▶ [Directive]:
Repeat each record exactly. Any picture gets left out.

▶ [Working data]:

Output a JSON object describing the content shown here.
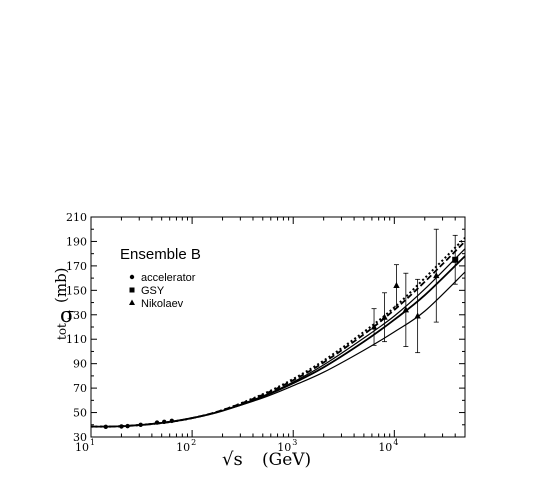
{
  "chart_data": {
    "type": "line",
    "title": "Ensemble  B",
    "xlabel": {
      "root": "√s",
      "unit": "(GeV)"
    },
    "ylabel": {
      "sigma": "σ",
      "sub": "tot",
      "unit": "(mb)"
    },
    "xscale": "log",
    "xlim": [
      10,
      50000
    ],
    "ylim": [
      30,
      210
    ],
    "grid": false,
    "legend_position": "top-left",
    "x_ticks": [
      {
        "value": 10,
        "base": "10",
        "exp": "1"
      },
      {
        "value": 100,
        "base": "10",
        "exp": "2"
      },
      {
        "value": 1000,
        "base": "10",
        "exp": "3"
      },
      {
        "value": 10000,
        "base": "10",
        "exp": "4"
      }
    ],
    "y_ticks": [
      "30",
      "50",
      "70",
      "90",
      "110",
      "130",
      "150",
      "170",
      "190",
      "210"
    ],
    "legend": [
      {
        "marker": "circle",
        "label": "accelerator"
      },
      {
        "marker": "square",
        "label": "GSY"
      },
      {
        "marker": "triangle",
        "label": "Nikolaev"
      }
    ],
    "curves": [
      {
        "style": "solid",
        "width": 1.8,
        "x": [
          10,
          20,
          50,
          100,
          200,
          500,
          1000,
          2000,
          5000,
          10000,
          20000,
          50000
        ],
        "y": [
          38.5,
          38.8,
          41.5,
          45.5,
          51.5,
          63,
          74,
          87,
          108,
          126,
          146,
          178
        ]
      },
      {
        "style": "solid",
        "width": 1.2,
        "x": [
          10,
          20,
          50,
          100,
          200,
          500,
          1000,
          2000,
          5000,
          10000,
          20000,
          50000
        ],
        "y": [
          38.5,
          38.8,
          41.5,
          45.5,
          51.5,
          62,
          72,
          83,
          101,
          116,
          133,
          165
        ]
      },
      {
        "style": "solid",
        "width": 1.2,
        "x": [
          10,
          20,
          50,
          100,
          200,
          500,
          1000,
          2000,
          5000,
          10000,
          20000,
          50000
        ],
        "y": [
          38.5,
          38.8,
          41.5,
          45.5,
          51.5,
          63.5,
          75,
          89,
          111,
          129,
          151,
          184
        ]
      },
      {
        "style": "dashed",
        "width": 1.8,
        "x": [
          10,
          20,
          50,
          100,
          200,
          500,
          1000,
          2000,
          5000,
          10000,
          20000,
          50000
        ],
        "y": [
          38.5,
          38.8,
          41.5,
          45.5,
          52,
          64.5,
          76.5,
          91,
          114,
          134,
          157,
          190
        ]
      },
      {
        "style": "dotted",
        "width": 2.0,
        "x": [
          10,
          20,
          50,
          100,
          200,
          500,
          1000,
          2000,
          5000,
          10000,
          20000,
          50000
        ],
        "y": [
          38.5,
          38.8,
          41.5,
          45.5,
          52,
          65,
          77.5,
          92.5,
          116,
          136,
          160,
          193
        ]
      }
    ],
    "series": [
      {
        "marker": "circle",
        "points": [
          {
            "x": 14,
            "y": 38.3
          },
          {
            "x": 20,
            "y": 38.6
          },
          {
            "x": 23,
            "y": 38.9
          },
          {
            "x": 31,
            "y": 40.0
          },
          {
            "x": 45,
            "y": 41.8
          },
          {
            "x": 53,
            "y": 42.4
          },
          {
            "x": 63,
            "y": 43.2
          }
        ]
      },
      {
        "marker": "square",
        "points": [
          {
            "x": 40000,
            "y": 175,
            "err": 20
          }
        ]
      },
      {
        "marker": "triangle",
        "points": [
          {
            "x": 6300,
            "y": 120,
            "err": 15
          },
          {
            "x": 8000,
            "y": 128,
            "err": 20
          },
          {
            "x": 10500,
            "y": 154,
            "err": 17
          },
          {
            "x": 13000,
            "y": 134,
            "err": 30
          },
          {
            "x": 17000,
            "y": 129,
            "err": 30
          },
          {
            "x": 26000,
            "y": 162,
            "err": 38
          }
        ]
      }
    ]
  }
}
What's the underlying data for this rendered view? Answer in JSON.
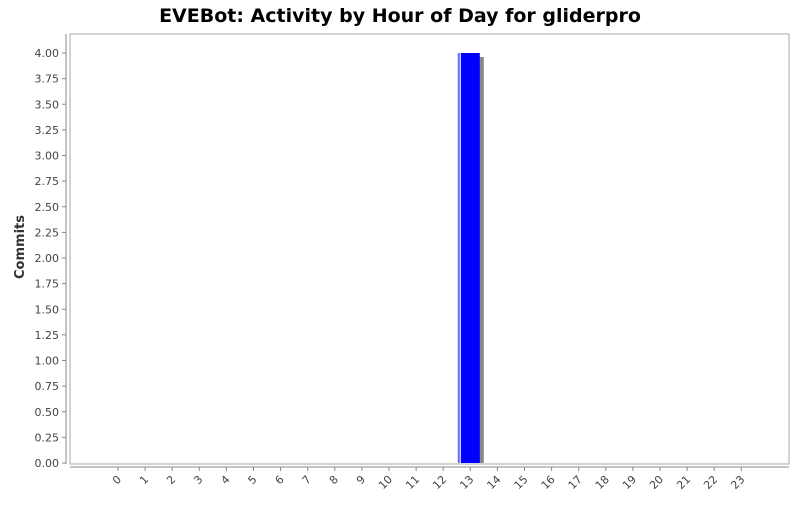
{
  "chart_data": {
    "type": "bar",
    "title": "EVEBot: Activity by Hour of Day for gliderpro",
    "xlabel": "",
    "ylabel": "Commits",
    "categories": [
      "0",
      "1",
      "2",
      "3",
      "4",
      "5",
      "6",
      "7",
      "8",
      "9",
      "10",
      "11",
      "12",
      "13",
      "14",
      "15",
      "16",
      "17",
      "18",
      "19",
      "20",
      "21",
      "22",
      "23"
    ],
    "values": [
      0,
      0,
      0,
      0,
      0,
      0,
      0,
      0,
      0,
      0,
      0,
      0,
      0,
      4,
      0,
      0,
      0,
      0,
      0,
      0,
      0,
      0,
      0,
      0
    ],
    "ylim": [
      0,
      4.0
    ],
    "yticks": [
      "0.00",
      "0.25",
      "0.50",
      "0.75",
      "1.00",
      "1.25",
      "1.50",
      "1.75",
      "2.00",
      "2.25",
      "2.50",
      "2.75",
      "3.00",
      "3.25",
      "3.50",
      "3.75",
      "4.00"
    ],
    "grid": false,
    "legend": "none",
    "colors": {
      "bar": "#0000ff",
      "bar_shadow": "#888888",
      "axis": "#888888",
      "background": "#ffffff"
    }
  }
}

▶ [Task answer]:
Output a JSON object describing the content shown here.
{
  "chart_data": {
    "type": "line",
    "title": "Ensemble  B",
    "xlabel": {
      "root": "√s",
      "unit": "(GeV)"
    },
    "ylabel": {
      "sigma": "σ",
      "sub": "tot",
      "unit": "(mb)"
    },
    "xscale": "log",
    "xlim": [
      10,
      50000
    ],
    "ylim": [
      30,
      210
    ],
    "grid": false,
    "legend_position": "top-left",
    "x_ticks": [
      {
        "value": 10,
        "base": "10",
        "exp": "1"
      },
      {
        "value": 100,
        "base": "10",
        "exp": "2"
      },
      {
        "value": 1000,
        "base": "10",
        "exp": "3"
      },
      {
        "value": 10000,
        "base": "10",
        "exp": "4"
      }
    ],
    "y_ticks": [
      "30",
      "50",
      "70",
      "90",
      "110",
      "130",
      "150",
      "170",
      "190",
      "210"
    ],
    "legend": [
      {
        "marker": "circle",
        "label": "accelerator"
      },
      {
        "marker": "square",
        "label": "GSY"
      },
      {
        "marker": "triangle",
        "label": "Nikolaev"
      }
    ],
    "curves": [
      {
        "style": "solid",
        "width": 1.8,
        "x": [
          10,
          20,
          50,
          100,
          200,
          500,
          1000,
          2000,
          5000,
          10000,
          20000,
          50000
        ],
        "y": [
          38.5,
          38.8,
          41.5,
          45.5,
          51.5,
          63,
          74,
          87,
          108,
          126,
          146,
          178
        ]
      },
      {
        "style": "solid",
        "width": 1.2,
        "x": [
          10,
          20,
          50,
          100,
          200,
          500,
          1000,
          2000,
          5000,
          10000,
          20000,
          50000
        ],
        "y": [
          38.5,
          38.8,
          41.5,
          45.5,
          51.5,
          62,
          72,
          83,
          101,
          116,
          133,
          165
        ]
      },
      {
        "style": "solid",
        "width": 1.2,
        "x": [
          10,
          20,
          50,
          100,
          200,
          500,
          1000,
          2000,
          5000,
          10000,
          20000,
          50000
        ],
        "y": [
          38.5,
          38.8,
          41.5,
          45.5,
          51.5,
          63.5,
          75,
          89,
          111,
          129,
          151,
          184
        ]
      },
      {
        "style": "dashed",
        "width": 1.8,
        "x": [
          10,
          20,
          50,
          100,
          200,
          500,
          1000,
          2000,
          5000,
          10000,
          20000,
          50000
        ],
        "y": [
          38.5,
          38.8,
          41.5,
          45.5,
          52,
          64.5,
          76.5,
          91,
          114,
          134,
          157,
          190
        ]
      },
      {
        "style": "dotted",
        "width": 2.0,
        "x": [
          10,
          20,
          50,
          100,
          200,
          500,
          1000,
          2000,
          5000,
          10000,
          20000,
          50000
        ],
        "y": [
          38.5,
          38.8,
          41.5,
          45.5,
          52,
          65,
          77.5,
          92.5,
          116,
          136,
          160,
          193
        ]
      }
    ],
    "series": [
      {
        "marker": "circle",
        "points": [
          {
            "x": 14,
            "y": 38.3
          },
          {
            "x": 20,
            "y": 38.6
          },
          {
            "x": 23,
            "y": 38.9
          },
          {
            "x": 31,
            "y": 40.0
          },
          {
            "x": 45,
            "y": 41.8
          },
          {
            "x": 53,
            "y": 42.4
          },
          {
            "x": 63,
            "y": 43.2
          }
        ]
      },
      {
        "marker": "square",
        "points": [
          {
            "x": 40000,
            "y": 175,
            "err": 20
          }
        ]
      },
      {
        "marker": "triangle",
        "points": [
          {
            "x": 6300,
            "y": 120,
            "err": 15
          },
          {
            "x": 8000,
            "y": 128,
            "err": 20
          },
          {
            "x": 10500,
            "y": 154,
            "err": 17
          },
          {
            "x": 13000,
            "y": 134,
            "err": 30
          },
          {
            "x": 17000,
            "y": 129,
            "err": 30
          },
          {
            "x": 26000,
            "y": 162,
            "err": 38
          }
        ]
      }
    ]
  }
}
What's the underlying data for this rendered view? Answer in JSON.
{
  "chart_data": {
    "type": "bar",
    "title": "EVEBot: Activity by Hour of Day for gliderpro",
    "xlabel": "",
    "ylabel": "Commits",
    "categories": [
      "0",
      "1",
      "2",
      "3",
      "4",
      "5",
      "6",
      "7",
      "8",
      "9",
      "10",
      "11",
      "12",
      "13",
      "14",
      "15",
      "16",
      "17",
      "18",
      "19",
      "20",
      "21",
      "22",
      "23"
    ],
    "values": [
      0,
      0,
      0,
      0,
      0,
      0,
      0,
      0,
      0,
      0,
      0,
      0,
      0,
      4,
      0,
      0,
      0,
      0,
      0,
      0,
      0,
      0,
      0,
      0
    ],
    "ylim": [
      0,
      4.0
    ],
    "yticks": [
      "0.00",
      "0.25",
      "0.50",
      "0.75",
      "1.00",
      "1.25",
      "1.50",
      "1.75",
      "2.00",
      "2.25",
      "2.50",
      "2.75",
      "3.00",
      "3.25",
      "3.50",
      "3.75",
      "4.00"
    ],
    "grid": false,
    "legend": "none",
    "colors": {
      "bar": "#0000ff",
      "bar_shadow": "#888888",
      "axis": "#888888",
      "background": "#ffffff"
    }
  }
}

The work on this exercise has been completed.